▶ _Task objective_
Copy each line that holds "Scientific".

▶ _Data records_

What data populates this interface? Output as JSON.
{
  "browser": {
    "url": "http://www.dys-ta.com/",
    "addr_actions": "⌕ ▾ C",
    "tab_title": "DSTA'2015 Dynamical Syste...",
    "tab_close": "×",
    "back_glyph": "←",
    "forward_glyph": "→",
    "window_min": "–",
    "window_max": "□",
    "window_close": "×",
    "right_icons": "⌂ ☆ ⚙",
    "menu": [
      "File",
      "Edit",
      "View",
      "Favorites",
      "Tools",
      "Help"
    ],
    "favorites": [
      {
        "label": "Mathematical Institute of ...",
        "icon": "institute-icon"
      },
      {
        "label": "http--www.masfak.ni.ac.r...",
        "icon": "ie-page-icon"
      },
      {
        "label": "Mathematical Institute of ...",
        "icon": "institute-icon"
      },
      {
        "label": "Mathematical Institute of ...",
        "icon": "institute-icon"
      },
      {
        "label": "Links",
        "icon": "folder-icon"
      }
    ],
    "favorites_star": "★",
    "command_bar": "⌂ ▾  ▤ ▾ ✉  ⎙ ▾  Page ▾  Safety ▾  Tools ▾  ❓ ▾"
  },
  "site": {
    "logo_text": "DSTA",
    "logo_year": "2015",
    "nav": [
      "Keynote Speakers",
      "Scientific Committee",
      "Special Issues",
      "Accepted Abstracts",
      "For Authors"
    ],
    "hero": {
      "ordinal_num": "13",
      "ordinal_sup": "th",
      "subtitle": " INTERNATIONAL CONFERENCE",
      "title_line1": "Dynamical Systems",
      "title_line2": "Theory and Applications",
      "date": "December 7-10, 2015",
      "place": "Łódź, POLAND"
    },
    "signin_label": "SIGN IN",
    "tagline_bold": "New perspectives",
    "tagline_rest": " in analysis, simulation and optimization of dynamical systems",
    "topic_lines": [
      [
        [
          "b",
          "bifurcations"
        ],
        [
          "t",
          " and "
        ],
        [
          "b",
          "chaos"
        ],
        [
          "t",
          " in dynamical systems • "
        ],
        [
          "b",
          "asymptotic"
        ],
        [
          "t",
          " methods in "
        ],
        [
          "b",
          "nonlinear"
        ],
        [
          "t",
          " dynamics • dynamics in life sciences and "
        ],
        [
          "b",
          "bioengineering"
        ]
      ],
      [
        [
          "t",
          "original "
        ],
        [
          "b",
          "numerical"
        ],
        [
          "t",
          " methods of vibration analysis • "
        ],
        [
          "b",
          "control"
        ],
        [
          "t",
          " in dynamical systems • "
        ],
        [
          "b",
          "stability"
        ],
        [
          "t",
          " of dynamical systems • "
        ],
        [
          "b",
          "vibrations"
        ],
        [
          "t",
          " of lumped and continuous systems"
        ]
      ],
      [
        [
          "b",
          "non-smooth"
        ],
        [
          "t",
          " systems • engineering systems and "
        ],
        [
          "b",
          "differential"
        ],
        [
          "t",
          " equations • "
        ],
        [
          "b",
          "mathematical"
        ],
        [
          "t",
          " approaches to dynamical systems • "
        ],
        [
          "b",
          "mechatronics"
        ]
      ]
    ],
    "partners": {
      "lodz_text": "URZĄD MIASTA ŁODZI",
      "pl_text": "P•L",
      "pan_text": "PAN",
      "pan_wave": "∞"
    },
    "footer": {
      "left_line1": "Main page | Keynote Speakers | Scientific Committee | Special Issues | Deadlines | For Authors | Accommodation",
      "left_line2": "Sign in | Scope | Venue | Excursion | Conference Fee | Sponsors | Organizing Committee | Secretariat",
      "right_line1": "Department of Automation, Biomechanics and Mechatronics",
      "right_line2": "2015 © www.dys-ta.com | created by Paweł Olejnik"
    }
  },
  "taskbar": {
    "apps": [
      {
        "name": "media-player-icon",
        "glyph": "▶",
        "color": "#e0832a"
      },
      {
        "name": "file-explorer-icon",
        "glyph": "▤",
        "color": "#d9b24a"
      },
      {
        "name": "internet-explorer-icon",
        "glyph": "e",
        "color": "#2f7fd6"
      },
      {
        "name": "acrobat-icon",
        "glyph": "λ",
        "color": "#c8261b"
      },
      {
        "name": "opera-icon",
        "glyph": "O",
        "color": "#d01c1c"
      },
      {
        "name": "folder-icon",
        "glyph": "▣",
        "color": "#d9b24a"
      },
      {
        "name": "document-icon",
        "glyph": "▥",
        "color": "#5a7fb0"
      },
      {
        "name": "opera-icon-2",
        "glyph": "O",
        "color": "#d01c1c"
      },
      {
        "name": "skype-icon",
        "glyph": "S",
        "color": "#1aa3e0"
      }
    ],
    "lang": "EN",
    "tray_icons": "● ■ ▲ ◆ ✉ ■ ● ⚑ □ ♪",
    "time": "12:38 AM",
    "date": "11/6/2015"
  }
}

▶ _Task result_
      "Scientific Committee",
      "left_line1": "Main page | Keynote Speakers | Scientific Committee | Special Issues | Deadlines | For Authors | Accommodation",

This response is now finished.